Goal of the exercise: Reproduce, without any change, the lines from the one containing "Patent image size: (880, 548)." through the one containing "The writing head 18 is at (388, 100).", including both of those lines.

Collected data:
···

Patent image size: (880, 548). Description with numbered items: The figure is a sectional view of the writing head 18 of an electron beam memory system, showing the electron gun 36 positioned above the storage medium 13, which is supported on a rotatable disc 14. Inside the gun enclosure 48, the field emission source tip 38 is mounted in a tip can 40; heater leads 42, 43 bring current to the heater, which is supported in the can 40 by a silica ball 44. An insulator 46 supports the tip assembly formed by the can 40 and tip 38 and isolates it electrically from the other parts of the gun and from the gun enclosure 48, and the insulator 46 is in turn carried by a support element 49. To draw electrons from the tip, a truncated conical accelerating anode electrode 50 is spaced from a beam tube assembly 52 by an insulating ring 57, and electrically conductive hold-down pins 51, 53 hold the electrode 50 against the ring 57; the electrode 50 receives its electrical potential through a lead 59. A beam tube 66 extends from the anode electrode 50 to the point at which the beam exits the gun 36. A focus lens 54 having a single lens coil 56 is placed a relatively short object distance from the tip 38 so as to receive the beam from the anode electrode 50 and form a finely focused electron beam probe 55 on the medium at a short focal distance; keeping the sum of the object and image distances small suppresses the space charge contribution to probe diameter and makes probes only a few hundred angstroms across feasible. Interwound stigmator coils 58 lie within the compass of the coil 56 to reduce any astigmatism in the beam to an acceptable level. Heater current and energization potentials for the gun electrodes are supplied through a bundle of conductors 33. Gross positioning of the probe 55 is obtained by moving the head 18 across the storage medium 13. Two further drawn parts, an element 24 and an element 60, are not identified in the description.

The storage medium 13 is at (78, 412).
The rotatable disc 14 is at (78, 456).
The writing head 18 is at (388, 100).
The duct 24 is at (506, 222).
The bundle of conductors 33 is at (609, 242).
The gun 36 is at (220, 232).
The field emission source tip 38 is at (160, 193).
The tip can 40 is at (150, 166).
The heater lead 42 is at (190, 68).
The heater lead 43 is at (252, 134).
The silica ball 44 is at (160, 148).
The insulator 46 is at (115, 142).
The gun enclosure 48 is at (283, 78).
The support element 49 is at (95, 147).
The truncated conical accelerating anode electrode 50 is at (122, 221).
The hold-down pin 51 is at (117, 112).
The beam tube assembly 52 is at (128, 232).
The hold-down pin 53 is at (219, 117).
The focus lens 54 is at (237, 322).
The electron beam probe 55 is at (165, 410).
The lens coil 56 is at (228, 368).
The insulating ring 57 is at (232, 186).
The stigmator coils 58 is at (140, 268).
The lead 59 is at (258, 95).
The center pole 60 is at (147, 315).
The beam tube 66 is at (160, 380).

···

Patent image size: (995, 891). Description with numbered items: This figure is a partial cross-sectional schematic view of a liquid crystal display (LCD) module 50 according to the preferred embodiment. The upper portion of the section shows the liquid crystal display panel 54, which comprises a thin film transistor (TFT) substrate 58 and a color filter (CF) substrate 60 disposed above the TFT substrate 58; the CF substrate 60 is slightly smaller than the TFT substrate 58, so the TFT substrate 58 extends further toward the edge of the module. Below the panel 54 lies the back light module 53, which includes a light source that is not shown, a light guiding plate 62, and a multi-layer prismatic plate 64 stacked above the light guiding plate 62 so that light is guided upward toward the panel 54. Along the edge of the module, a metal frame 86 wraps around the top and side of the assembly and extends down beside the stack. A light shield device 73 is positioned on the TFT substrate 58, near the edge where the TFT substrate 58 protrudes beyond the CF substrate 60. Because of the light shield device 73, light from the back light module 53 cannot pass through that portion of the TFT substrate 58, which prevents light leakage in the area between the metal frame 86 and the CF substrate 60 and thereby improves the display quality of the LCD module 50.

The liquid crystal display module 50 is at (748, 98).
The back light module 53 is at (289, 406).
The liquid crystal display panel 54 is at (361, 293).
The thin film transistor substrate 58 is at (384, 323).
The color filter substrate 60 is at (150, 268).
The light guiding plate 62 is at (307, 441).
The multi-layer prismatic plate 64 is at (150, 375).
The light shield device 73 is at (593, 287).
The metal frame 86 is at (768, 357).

···

Task output:
Patent image size: (880, 548). Description with numbered items: The figure is a sectional view of the writing head 18 of an electron beam memory system, showing the electron gun 36 positioned above the storage medium 13, which is supported on a rotatable disc 14. Inside the gun enclosure 48, the field emission source tip 38 is mounted in a tip can 40; heater leads 42, 43 bring current to the heater, which is supported in the can 40 by a silica ball 44. An insulator 46 supports the tip assembly formed by the can 40 and tip 38 and isolates it electrically from the other parts of the gun and from the gun enclosure 48, and the insulator 46 is in turn carried by a support element 49. To draw electrons from the tip, a truncated conical accelerating anode electrode 50 is spaced from a beam tube assembly 52 by an insulating ring 57, and electrically conductive hold-down pins 51, 53 hold the electrode 50 against the ring 57; the electrode 50 receives its electrical potential through a lead 59. A beam tube 66 extends from the anode electrode 50 to the point at which the beam exits the gun 36. A focus lens 54 having a single lens coil 56 is placed a relatively short object distance from the tip 38 so as to receive the beam from the anode electrode 50 and form a finely focused electron beam probe 55 on the medium at a short focal distance; keeping the sum of the object and image distances small suppresses the space charge contribution to probe diameter and makes probes only a few hundred angstroms across feasible. Interwound stigmator coils 58 lie within the compass of the coil 56 to reduce any astigmatism in the beam to an acceptable level. Heater current and energization potentials for the gun electrodes are supplied through a bundle of conductors 33. Gross positioning of the probe 55 is obtained by moving the head 18 across the storage medium 13. Two further drawn parts, an element 24 and an element 60, are not identified in the description.

The storage medium 13 is at (78, 412).
The rotatable disc 14 is at (78, 456).
The writing head 18 is at (388, 100).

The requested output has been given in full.